SET TASK: Using the listing below, extract each line that has the word "surrounding" in it.

MATERIAL FOR THE TASK:
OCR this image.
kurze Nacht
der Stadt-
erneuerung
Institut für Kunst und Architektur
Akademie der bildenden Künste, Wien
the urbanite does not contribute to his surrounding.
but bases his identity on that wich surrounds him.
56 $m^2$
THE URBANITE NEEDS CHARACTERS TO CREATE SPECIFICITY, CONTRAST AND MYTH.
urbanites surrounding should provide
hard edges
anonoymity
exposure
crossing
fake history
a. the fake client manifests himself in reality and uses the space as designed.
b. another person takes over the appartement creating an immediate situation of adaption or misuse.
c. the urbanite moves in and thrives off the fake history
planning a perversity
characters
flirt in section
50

EXERCISE ANSWER:
the urbanite does not contribute to his surrounding.
urbanites surrounding should provide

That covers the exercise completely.